[Dataset items]
= = =

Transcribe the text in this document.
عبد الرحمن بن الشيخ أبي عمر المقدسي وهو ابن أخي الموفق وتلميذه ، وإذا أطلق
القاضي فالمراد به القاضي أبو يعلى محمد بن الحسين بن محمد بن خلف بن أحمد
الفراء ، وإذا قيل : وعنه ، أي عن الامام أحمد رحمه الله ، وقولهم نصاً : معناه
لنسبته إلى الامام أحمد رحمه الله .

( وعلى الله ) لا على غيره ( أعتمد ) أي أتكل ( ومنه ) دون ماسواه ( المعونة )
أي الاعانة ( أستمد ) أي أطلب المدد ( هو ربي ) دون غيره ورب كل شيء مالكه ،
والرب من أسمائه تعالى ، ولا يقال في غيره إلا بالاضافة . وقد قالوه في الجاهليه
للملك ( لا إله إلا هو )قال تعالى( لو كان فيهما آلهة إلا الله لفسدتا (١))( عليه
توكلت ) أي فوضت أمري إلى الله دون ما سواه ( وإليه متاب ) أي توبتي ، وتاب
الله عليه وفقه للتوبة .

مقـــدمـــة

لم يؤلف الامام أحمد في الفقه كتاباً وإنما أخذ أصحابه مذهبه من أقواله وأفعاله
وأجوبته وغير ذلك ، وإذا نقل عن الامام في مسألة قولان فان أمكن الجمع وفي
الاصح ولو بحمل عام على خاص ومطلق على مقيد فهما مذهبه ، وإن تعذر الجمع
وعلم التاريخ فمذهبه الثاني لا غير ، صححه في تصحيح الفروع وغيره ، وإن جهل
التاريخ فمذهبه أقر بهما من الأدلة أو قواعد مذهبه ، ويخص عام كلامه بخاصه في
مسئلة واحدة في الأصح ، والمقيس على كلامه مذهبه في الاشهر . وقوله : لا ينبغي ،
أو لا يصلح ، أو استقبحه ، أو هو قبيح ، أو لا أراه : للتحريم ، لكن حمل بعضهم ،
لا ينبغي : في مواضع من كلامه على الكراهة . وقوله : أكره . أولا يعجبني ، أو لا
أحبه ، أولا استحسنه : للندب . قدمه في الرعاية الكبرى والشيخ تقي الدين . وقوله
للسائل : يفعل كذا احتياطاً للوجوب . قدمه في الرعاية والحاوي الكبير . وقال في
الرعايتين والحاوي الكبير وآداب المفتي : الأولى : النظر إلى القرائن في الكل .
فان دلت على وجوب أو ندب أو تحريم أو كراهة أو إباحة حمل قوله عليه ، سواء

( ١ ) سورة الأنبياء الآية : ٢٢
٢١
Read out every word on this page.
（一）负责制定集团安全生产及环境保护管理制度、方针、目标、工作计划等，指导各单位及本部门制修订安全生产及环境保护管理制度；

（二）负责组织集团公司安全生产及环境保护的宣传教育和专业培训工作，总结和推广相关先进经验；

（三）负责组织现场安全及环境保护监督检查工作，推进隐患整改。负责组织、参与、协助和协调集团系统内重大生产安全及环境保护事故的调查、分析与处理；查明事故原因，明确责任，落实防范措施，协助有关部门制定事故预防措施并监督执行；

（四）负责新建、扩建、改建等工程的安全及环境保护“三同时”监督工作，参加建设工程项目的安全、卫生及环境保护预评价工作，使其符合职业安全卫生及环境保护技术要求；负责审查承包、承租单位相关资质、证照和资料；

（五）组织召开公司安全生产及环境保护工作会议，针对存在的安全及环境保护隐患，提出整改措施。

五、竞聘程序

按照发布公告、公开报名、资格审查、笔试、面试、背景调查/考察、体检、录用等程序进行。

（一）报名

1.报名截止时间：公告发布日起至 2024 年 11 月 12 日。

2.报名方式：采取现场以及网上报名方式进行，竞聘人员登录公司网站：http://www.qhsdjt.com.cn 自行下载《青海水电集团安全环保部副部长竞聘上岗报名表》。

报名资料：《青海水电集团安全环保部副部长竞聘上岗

= = =

PROBLEM DESCRIPTION. Search the data above for lines holding "عليه" and copy each of them.

EXPECTED OUTPUT.
للملك ( لا إله إلا هو )قال تعالى( لو كان فيهما آلهة إلا الله لفسدتا (١))( عليه
الله عليه وفقه للتوبة .
فان دلت على وجوب أو ندب أو تحريم أو كراهة أو إباحة حمل قوله عليه ، سواء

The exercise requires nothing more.